__WHAT TO DO__
Retype the whole listing below, character for character.

Records contained in a dataset:
○ ○ ○ ○ ○
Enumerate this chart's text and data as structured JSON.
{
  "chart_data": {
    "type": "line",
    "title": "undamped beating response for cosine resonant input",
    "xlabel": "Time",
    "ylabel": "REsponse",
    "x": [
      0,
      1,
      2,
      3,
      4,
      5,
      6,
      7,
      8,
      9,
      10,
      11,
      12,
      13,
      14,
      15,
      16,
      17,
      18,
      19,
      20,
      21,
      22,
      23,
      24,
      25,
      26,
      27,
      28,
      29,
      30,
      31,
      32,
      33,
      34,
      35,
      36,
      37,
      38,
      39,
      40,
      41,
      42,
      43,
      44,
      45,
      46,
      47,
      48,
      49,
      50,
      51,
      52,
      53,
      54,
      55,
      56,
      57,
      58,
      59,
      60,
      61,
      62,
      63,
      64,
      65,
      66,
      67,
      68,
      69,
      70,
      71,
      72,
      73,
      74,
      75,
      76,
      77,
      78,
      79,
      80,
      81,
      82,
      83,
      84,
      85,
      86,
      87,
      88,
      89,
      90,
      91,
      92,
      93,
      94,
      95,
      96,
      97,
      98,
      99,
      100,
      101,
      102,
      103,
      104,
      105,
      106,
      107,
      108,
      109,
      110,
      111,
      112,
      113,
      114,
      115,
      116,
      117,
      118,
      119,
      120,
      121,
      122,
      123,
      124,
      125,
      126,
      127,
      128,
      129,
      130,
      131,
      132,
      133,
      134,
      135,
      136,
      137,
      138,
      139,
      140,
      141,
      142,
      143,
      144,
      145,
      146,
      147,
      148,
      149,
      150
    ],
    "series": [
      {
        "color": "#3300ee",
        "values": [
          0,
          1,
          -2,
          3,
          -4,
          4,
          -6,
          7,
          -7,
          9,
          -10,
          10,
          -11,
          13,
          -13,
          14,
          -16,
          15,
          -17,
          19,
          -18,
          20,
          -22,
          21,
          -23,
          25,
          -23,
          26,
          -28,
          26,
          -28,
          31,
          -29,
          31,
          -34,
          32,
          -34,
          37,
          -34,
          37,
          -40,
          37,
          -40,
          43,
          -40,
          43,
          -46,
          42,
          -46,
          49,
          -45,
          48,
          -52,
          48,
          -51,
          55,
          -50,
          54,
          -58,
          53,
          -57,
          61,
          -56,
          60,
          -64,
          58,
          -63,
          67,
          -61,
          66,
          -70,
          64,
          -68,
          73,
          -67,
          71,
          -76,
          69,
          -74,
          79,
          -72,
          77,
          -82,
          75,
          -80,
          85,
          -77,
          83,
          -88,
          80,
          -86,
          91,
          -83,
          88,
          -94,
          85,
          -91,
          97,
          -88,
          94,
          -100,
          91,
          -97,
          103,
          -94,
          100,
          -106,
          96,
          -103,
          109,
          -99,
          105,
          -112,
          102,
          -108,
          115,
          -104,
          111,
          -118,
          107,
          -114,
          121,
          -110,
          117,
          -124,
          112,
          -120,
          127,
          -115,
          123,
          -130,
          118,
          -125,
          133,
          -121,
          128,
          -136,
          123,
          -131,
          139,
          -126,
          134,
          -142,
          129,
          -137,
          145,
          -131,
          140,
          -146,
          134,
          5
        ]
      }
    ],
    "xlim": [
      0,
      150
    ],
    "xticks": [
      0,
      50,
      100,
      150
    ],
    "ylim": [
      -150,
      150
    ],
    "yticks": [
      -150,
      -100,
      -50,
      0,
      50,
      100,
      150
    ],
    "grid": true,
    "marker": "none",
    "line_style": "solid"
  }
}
○ ○ ○ ○ ○
__FINAL RESULT__
Enumerate this chart's text and data as structured JSON.
{
  "chart_data": {
    "type": "line",
    "title": "undamped beating response for cosine resonant input",
    "xlabel": "Time",
    "ylabel": "REsponse",
    "x": [
      0,
      1,
      2,
      3,
      4,
      5,
      6,
      7,
      8,
      9,
      10,
      11,
      12,
      13,
      14,
      15,
      16,
      17,
      18,
      19,
      20,
      21,
      22,
      23,
      24,
      25,
      26,
      27,
      28,
      29,
      30,
      31,
      32,
      33,
      34,
      35,
      36,
      37,
      38,
      39,
      40,
      41,
      42,
      43,
      44,
      45,
      46,
      47,
      48,
      49,
      50,
      51,
      52,
      53,
      54,
      55,
      56,
      57,
      58,
      59,
      60,
      61,
      62,
      63,
      64,
      65,
      66,
      67,
      68,
      69,
      70,
      71,
      72,
      73,
      74,
      75,
      76,
      77,
      78,
      79,
      80,
      81,
      82,
      83,
      84,
      85,
      86,
      87,
      88,
      89,
      90,
      91,
      92,
      93,
      94,
      95,
      96,
      97,
      98,
      99,
      100,
      101,
      102,
      103,
      104,
      105,
      106,
      107,
      108,
      109,
      110,
      111,
      112,
      113,
      114,
      115,
      116,
      117,
      118,
      119,
      120,
      121,
      122,
      123,
      124,
      125,
      126,
      127,
      128,
      129,
      130,
      131,
      132,
      133,
      134,
      135,
      136,
      137,
      138,
      139,
      140,
      141,
      142,
      143,
      144,
      145,
      146,
      147,
      148,
      149,
      150
    ],
    "series": [
      {
        "color": "#3300ee",
        "values": [
          0,
          1,
          -2,
          3,
          -4,
          4,
          -6,
          7,
          -7,
          9,
          -10,
          10,
          -11,
          13,
          -13,
          14,
          -16,
          15,
          -17,
          19,
          -18,
          20,
          -22,
          21,
          -23,
          25,
          -23,
          26,
          -28,
          26,
          -28,
          31,
          -29,
          31,
          -34,
          32,
          -34,
          37,
          -34,
          37,
          -40,
          37,
          -40,
          43,
          -40,
          43,
          -46,
          42,
          -46,
          49,
          -45,
          48,
          -52,
          48,
          -51,
          55,
          -50,
          54,
          -58,
          53,
          -57,
          61,
          -56,
          60,
          -64,
          58,
          -63,
          67,
          -61,
          66,
          -70,
          64,
          -68,
          73,
          -67,
          71,
          -76,
          69,
          -74,
          79,
          -72,
          77,
          -82,
          75,
          -80,
          85,
          -77,
          83,
          -88,
          80,
          -86,
          91,
          -83,
          88,
          -94,
          85,
          -91,
          97,
          -88,
          94,
          -100,
          91,
          -97,
          103,
          -94,
          100,
          -106,
          96,
          -103,
          109,
          -99,
          105,
          -112,
          102,
          -108,
          115,
          -104,
          111,
          -118,
          107,
          -114,
          121,
          -110,
          117,
          -124,
          112,
          -120,
          127,
          -115,
          123,
          -130,
          118,
          -125,
          133,
          -121,
          128,
          -136,
          123,
          -131,
          139,
          -126,
          134,
          -142,
          129,
          -137,
          145,
          -131,
          140,
          -146,
          134,
          5
        ]
      }
    ],
    "xlim": [
      0,
      150
    ],
    "xticks": [
      0,
      50,
      100,
      150
    ],
    "ylim": [
      -150,
      150
    ],
    "yticks": [
      -150,
      -100,
      -50,
      0,
      50,
      100,
      150
    ],
    "grid": true,
    "marker": "none",
    "line_style": "solid"
  }
}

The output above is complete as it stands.